# GIVEN TASK:
List each line of the data that holds the string "Kestää", please.

# INFORMATION PROVIDED:

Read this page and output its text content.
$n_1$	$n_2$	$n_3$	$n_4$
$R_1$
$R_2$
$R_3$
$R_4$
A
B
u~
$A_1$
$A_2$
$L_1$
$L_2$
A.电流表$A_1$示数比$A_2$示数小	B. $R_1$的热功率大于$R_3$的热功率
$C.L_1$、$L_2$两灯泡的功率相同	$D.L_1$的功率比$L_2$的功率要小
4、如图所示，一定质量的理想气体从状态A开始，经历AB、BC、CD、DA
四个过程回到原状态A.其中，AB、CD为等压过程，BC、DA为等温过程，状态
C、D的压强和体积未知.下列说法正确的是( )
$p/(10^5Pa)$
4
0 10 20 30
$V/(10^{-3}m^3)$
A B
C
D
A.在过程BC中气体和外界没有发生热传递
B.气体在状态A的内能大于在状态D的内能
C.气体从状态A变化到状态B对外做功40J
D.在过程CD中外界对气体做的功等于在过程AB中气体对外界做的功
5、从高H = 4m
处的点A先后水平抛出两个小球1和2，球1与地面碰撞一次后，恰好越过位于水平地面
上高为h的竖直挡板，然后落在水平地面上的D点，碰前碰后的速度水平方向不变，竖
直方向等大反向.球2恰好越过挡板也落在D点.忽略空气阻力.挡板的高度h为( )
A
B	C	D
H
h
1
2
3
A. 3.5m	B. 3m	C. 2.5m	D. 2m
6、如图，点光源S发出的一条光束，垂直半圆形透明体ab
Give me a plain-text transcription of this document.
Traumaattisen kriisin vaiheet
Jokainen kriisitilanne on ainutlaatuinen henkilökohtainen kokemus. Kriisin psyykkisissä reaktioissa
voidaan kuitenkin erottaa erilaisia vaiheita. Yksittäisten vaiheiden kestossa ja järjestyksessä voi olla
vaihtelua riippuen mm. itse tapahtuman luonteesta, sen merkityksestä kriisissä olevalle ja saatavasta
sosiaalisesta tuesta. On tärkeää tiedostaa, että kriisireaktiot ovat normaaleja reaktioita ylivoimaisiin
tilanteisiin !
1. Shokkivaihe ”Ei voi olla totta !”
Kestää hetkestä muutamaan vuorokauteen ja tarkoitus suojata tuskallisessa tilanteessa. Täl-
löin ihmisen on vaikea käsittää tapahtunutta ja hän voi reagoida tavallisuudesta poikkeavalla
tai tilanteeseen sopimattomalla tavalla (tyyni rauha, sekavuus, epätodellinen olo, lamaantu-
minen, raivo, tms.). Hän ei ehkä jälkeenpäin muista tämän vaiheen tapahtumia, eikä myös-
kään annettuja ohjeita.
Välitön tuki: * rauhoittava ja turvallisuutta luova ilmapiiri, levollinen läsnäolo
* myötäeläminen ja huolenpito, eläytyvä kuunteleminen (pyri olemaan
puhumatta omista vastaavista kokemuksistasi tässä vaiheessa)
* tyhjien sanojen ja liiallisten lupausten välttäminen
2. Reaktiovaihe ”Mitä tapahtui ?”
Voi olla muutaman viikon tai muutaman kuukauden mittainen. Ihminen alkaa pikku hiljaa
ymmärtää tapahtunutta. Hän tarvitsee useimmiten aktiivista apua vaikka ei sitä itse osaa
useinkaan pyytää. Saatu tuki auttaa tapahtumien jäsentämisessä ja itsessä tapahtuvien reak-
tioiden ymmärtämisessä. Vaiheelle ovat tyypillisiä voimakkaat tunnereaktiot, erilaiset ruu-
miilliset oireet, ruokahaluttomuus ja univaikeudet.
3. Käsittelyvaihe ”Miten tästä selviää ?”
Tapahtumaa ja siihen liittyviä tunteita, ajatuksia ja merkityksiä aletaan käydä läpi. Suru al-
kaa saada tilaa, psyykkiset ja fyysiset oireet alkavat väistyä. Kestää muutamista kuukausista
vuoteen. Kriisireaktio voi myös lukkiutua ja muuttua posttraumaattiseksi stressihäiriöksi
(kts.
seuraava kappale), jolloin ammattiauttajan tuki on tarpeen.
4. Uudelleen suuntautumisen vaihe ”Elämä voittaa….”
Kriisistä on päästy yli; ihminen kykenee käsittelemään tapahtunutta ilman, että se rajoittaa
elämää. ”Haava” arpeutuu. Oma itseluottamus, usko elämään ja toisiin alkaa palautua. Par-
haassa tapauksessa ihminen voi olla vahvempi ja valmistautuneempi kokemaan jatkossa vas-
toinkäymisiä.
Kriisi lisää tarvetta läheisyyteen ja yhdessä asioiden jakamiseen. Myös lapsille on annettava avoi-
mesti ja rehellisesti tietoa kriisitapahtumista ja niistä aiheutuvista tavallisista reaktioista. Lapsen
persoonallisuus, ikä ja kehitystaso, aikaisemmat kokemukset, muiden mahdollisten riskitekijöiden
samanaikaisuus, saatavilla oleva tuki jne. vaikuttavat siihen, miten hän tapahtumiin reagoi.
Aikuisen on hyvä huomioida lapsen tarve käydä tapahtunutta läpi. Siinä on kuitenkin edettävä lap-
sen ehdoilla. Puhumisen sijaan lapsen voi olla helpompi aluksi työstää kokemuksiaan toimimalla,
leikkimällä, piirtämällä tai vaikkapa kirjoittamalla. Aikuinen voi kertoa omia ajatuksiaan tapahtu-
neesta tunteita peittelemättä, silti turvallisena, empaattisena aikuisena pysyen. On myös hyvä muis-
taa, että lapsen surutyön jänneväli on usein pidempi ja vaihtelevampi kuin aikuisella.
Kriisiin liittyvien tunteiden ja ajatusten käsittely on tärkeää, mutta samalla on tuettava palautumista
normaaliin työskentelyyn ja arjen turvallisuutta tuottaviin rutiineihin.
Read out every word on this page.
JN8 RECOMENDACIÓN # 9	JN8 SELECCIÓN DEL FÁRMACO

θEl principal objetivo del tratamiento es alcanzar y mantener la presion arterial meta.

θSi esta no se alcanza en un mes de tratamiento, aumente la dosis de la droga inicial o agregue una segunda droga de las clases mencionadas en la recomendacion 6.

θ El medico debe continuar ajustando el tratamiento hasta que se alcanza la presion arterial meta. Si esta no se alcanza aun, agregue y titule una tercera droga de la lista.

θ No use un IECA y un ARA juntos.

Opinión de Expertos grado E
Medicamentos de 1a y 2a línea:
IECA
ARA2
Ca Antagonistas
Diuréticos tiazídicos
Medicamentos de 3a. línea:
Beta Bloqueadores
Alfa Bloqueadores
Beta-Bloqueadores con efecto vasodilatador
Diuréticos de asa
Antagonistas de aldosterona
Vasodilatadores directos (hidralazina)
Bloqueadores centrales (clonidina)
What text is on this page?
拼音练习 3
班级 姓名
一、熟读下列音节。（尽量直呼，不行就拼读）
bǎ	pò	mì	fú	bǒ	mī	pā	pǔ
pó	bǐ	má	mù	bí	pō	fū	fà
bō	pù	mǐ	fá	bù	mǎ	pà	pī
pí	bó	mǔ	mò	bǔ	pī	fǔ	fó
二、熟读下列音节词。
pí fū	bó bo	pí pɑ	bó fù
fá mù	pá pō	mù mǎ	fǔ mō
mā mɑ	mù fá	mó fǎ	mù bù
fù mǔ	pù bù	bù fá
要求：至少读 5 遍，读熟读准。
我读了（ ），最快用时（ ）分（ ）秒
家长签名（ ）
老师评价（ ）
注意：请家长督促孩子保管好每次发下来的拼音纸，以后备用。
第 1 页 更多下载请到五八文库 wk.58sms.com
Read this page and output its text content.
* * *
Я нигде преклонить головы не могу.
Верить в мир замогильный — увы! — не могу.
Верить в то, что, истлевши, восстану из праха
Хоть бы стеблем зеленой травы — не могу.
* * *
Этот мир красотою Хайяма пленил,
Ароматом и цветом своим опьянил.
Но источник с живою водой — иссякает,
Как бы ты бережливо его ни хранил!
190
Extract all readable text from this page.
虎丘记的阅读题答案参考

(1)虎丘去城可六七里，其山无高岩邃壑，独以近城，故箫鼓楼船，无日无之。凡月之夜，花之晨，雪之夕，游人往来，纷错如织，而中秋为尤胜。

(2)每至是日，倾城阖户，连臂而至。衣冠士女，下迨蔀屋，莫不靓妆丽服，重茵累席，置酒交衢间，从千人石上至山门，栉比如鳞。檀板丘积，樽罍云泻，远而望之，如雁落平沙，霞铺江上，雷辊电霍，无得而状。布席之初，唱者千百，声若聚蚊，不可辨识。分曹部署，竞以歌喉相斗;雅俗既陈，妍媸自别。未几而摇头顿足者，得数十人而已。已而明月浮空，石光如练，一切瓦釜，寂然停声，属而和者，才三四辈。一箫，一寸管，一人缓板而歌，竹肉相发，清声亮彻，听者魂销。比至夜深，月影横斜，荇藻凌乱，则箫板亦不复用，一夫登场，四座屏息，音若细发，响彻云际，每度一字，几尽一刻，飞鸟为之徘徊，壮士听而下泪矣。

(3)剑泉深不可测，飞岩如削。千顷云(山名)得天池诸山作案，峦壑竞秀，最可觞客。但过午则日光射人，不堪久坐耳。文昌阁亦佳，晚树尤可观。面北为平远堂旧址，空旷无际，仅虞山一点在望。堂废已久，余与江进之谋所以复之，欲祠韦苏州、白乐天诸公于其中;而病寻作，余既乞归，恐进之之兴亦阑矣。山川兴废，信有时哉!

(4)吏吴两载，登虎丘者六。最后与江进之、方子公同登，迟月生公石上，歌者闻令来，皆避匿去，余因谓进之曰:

# THE ANSWER:
Kestää hetkestä muutamaan vuorokauteen ja tarkoitus suojata tuskallisessa tilanteessa. Täl-
kaa saada tilaa, psyykkiset ja fyysiset oireet alkavat väistyä. Kestää muutamista kuukausista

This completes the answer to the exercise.